═══ The records

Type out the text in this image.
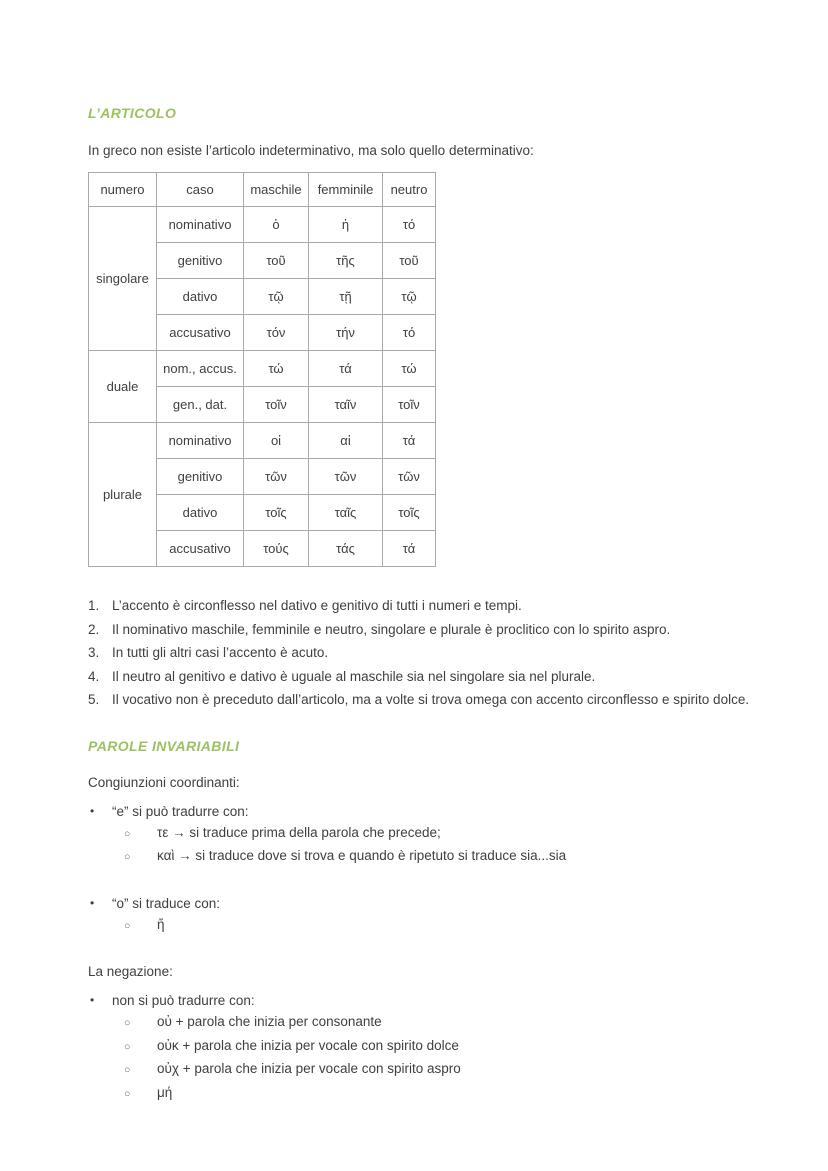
L’ARTICOLO

In greco non esiste l’articolo indeterminativo, ma solo quello determinativo:

numero	caso	maschile	femminile	neutro
singolare	nominativo	ὁ	ἡ	τό
	genitivo	τοῦ	τῆς	τοῦ
	dativo	τῷ	τῇ	τῷ
	accusativo	τόν	τήν	τό
duale	nom., accus.	τώ	τά	τώ
	gen., dat.	τοῖν	ταῖν	τοῖν
plurale	nominativo	οἱ	αἱ	τά
	genitivo	τῶν	τῶν	τῶν
	dativo	τοῖς	ταῖς	τοῖς
	accusativo	τούς	τάς	τά
1. L’accento è circonflesso nel dativo e genitivo di tutti i numeri e tempi.
2. Il nominativo maschile, femminile e neutro, singolare e plurale è proclitico con lo spirito aspro.
3. In tutti gli altri casi l’accento è acuto.
4. Il neutro al genitivo e dativo è uguale al maschile sia nel singolare sia nel plurale.
5. Il vocativo non è preceduto dall’articolo, ma a volte si trova omega con accento circonflesso e spirito dolce.
PAROLE INVARIABILI

Congiunzioni coordinanti:

•	“e” si può tradurre con:
○	τε → si traduce prima della parola che precede;
○	καὶ → si traduce dove si trova e quando è ripetuto si traduce sia...sia
•	“o” si traduce con:
○	ἤ

La negazione:

•	non si può tradurre con:
○	οὐ + parola che inizia per consonante
○	οὐκ + parola che inizia per vocale con spirito dolce
○	οὐχ + parola che inizia per vocale con spirito aspro
○	μή
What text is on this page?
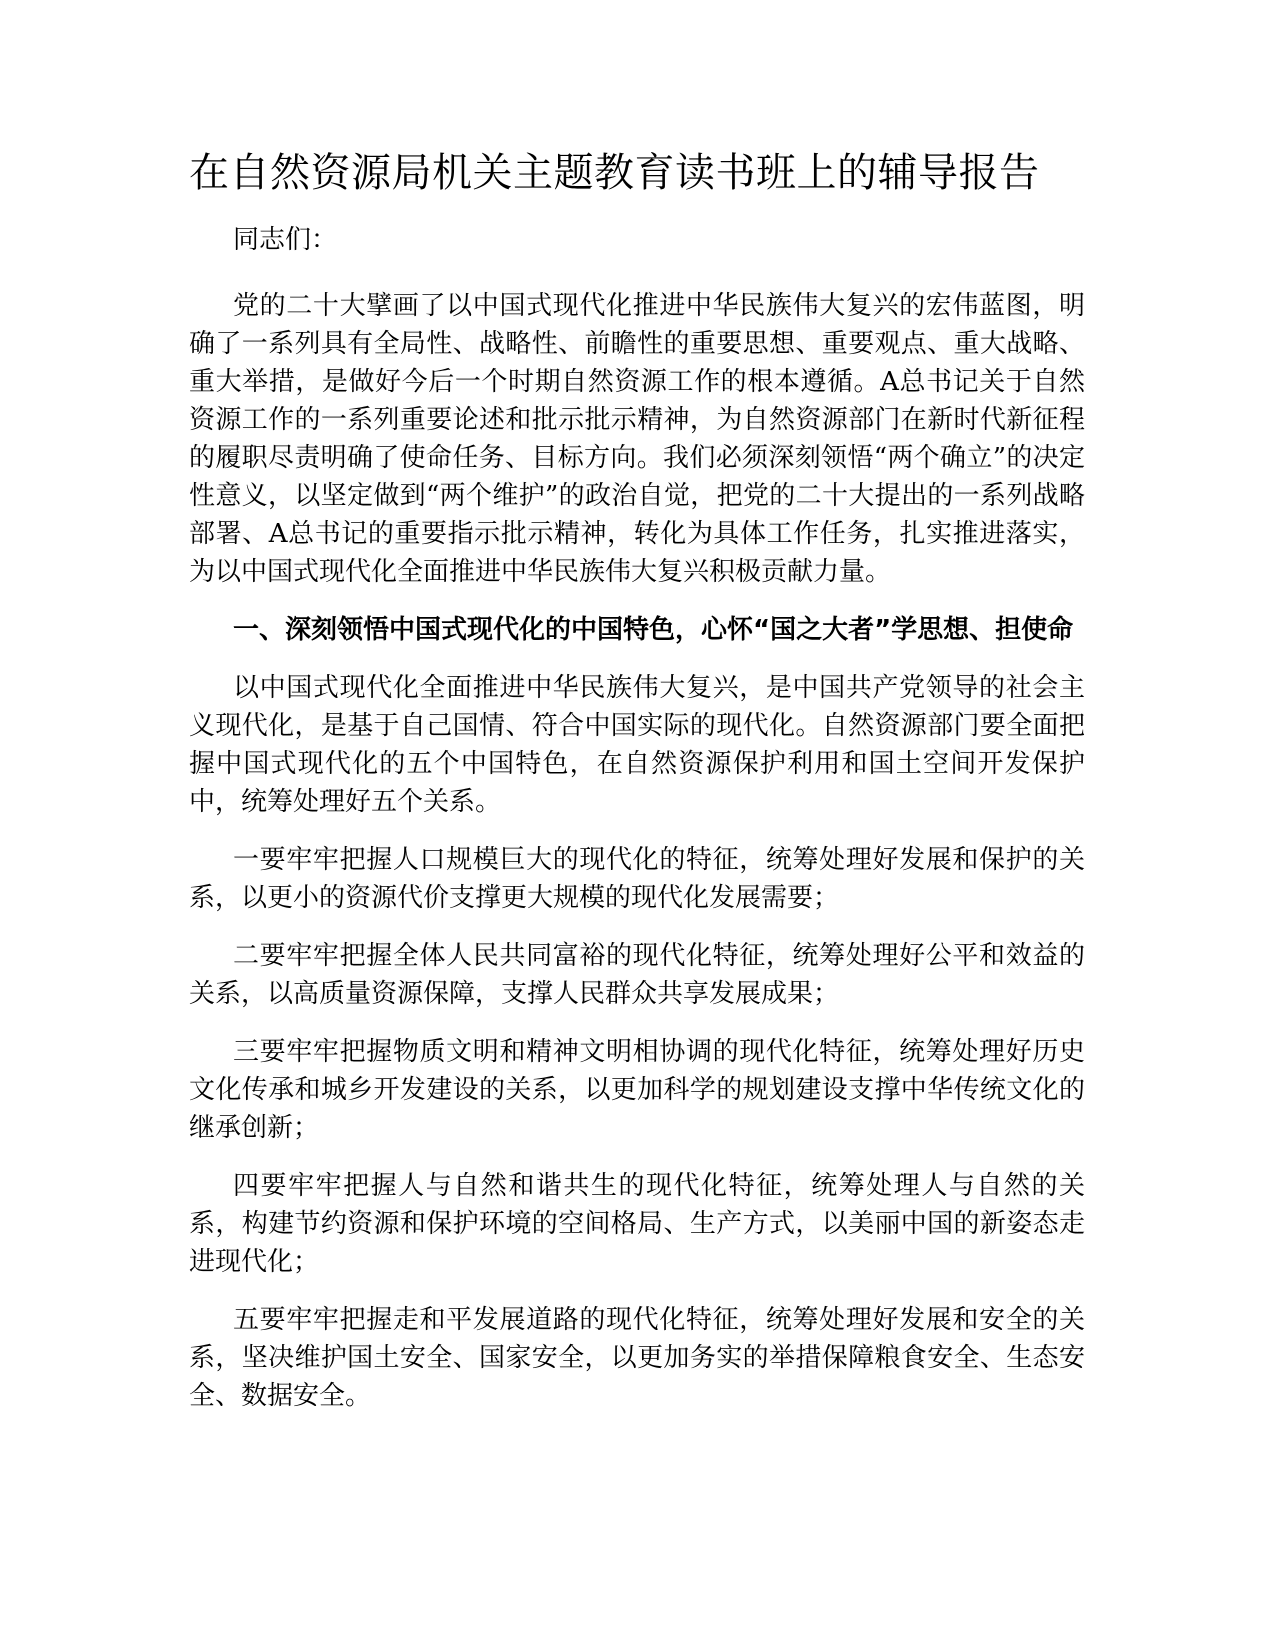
在自然资源局机关主题教育读书班上的辅导报告

同志们：

党的二十大擘画了以中国式现代化推进中华民族伟大复兴的宏伟蓝图，明确了一系列具有全局性、战略性、前瞻性的重要思想、重要观点、重大战略、重大举措，是做好今后一个时期自然资源工作的根本遵循。A总书记关于自然资源工作的一系列重要论述和批示批示精神，为自然资源部门在新时代新征程的履职尽责明确了使命任务、目标方向。我们必须深刻领悟“两个确立”的决定性意义，以坚定做到“两个维护”的政治自觉，把党的二十大提出的一系列战略部署、A总书记的重要指示批示精神，转化为具体工作任务，扎实推进落实，为以中国式现代化全面推进中华民族伟大复兴积极贡献力量。

一、深刻领悟中国式现代化的中国特色，心怀“国之大者”学思想、担使命

以中国式现代化全面推进中华民族伟大复兴，是中国共产党领导的社会主义现代化，是基于自己国情、符合中国实际的现代化。自然资源部门要全面把握中国式现代化的五个中国特色，在自然资源保护利用和国土空间开发保护中，统筹处理好五个关系。

一要牢牢把握人口规模巨大的现代化的特征，统筹处理好发展和保护的关系，以更小的资源代价支撑更大规模的现代化发展需要；

二要牢牢把握全体人民共同富裕的现代化特征，统筹处理好公平和效益的关系，以高质量资源保障，支撑人民群众共享发展成果；

三要牢牢把握物质文明和精神文明相协调的现代化特征，统筹处理好历史文化传承和城乡开发建设的关系，以更加科学的规划建设支撑中华传统文化的继承创新；

四要牢牢把握人与自然和谐共生的现代化特征，统筹处理人与自然的关系，构建节约资源和保护环境的空间格局、生产方式，以美丽中国的新姿态走进现代化；

五要牢牢把握走和平发展道路的现代化特征，统筹处理好发展和安全的关系，坚决维护国土安全、国家安全，以更加务实的举措保障粮食安全、生态安全、数据安全。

══════

◆ To be done: In your copy of the listing above, reproduce each line exactly and omit all pictures.

◆ Correct output:
Type out the text in this image.
L’ARTICOLO

In greco non esiste l’articolo indeterminativo, ma solo quello determinativo:

numero	caso	maschile	femminile	neutro
singolare	nominativo	ὁ	ἡ	τό
	genitivo	τοῦ	τῆς	τοῦ
	dativo	τῷ	τῇ	τῷ
	accusativo	τόν	τήν	τό
duale	nom., accus.	τώ	τά	τώ
	gen., dat.	τοῖν	ταῖν	τοῖν
plurale	nominativo	οἱ	αἱ	τά
	genitivo	τῶν	τῶν	τῶν
	dativo	τοῖς	ταῖς	τοῖς
	accusativo	τούς	τάς	τά
1. L’accento è circonflesso nel dativo e genitivo di tutti i numeri e tempi.
2. Il nominativo maschile, femminile e neutro, singolare e plurale è proclitico con lo spirito aspro.
3. In tutti gli altri casi l’accento è acuto.
4. Il neutro al genitivo e dativo è uguale al maschile sia nel singolare sia nel plurale.
5. Il vocativo non è preceduto dall’articolo, ma a volte si trova omega con accento circonflesso e spirito dolce.
PAROLE INVARIABILI

Congiunzioni coordinanti:

•	“e” si può tradurre con:
○	τε → si traduce prima della parola che precede;
○	καὶ → si traduce dove si trova e quando è ripetuto si traduce sia...sia
•	“o” si traduce con:
○	ἤ

La negazione:

•	non si può tradurre con:
○	οὐ + parola che inizia per consonante
○	οὐκ + parola che inizia per vocale con spirito dolce
○	οὐχ + parola che inizia per vocale con spirito aspro
○	μή
What text is on this page?
在自然资源局机关主题教育读书班上的辅导报告

同志们：

党的二十大擘画了以中国式现代化推进中华民族伟大复兴的宏伟蓝图，明确了一系列具有全局性、战略性、前瞻性的重要思想、重要观点、重大战略、重大举措，是做好今后一个时期自然资源工作的根本遵循。A总书记关于自然资源工作的一系列重要论述和批示批示精神，为自然资源部门在新时代新征程的履职尽责明确了使命任务、目标方向。我们必须深刻领悟“两个确立”的决定性意义，以坚定做到“两个维护”的政治自觉，把党的二十大提出的一系列战略部署、A总书记的重要指示批示精神，转化为具体工作任务，扎实推进落实，为以中国式现代化全面推进中华民族伟大复兴积极贡献力量。

一、深刻领悟中国式现代化的中国特色，心怀“国之大者”学思想、担使命

以中国式现代化全面推进中华民族伟大复兴，是中国共产党领导的社会主义现代化，是基于自己国情、符合中国实际的现代化。自然资源部门要全面把握中国式现代化的五个中国特色，在自然资源保护利用和国土空间开发保护中，统筹处理好五个关系。

一要牢牢把握人口规模巨大的现代化的特征，统筹处理好发展和保护的关系，以更小的资源代价支撑更大规模的现代化发展需要；

二要牢牢把握全体人民共同富裕的现代化特征，统筹处理好公平和效益的关系，以高质量资源保障，支撑人民群众共享发展成果；

三要牢牢把握物质文明和精神文明相协调的现代化特征，统筹处理好历史文化传承和城乡开发建设的关系，以更加科学的规划建设支撑中华传统文化的继承创新；

四要牢牢把握人与自然和谐共生的现代化特征，统筹处理人与自然的关系，构建节约资源和保护环境的空间格局、生产方式，以美丽中国的新姿态走进现代化；

五要牢牢把握走和平发展道路的现代化特征，统筹处理好发展和安全的关系，坚决维护国土安全、国家安全，以更加务实的举措保障粮食安全、生态安全、数据安全。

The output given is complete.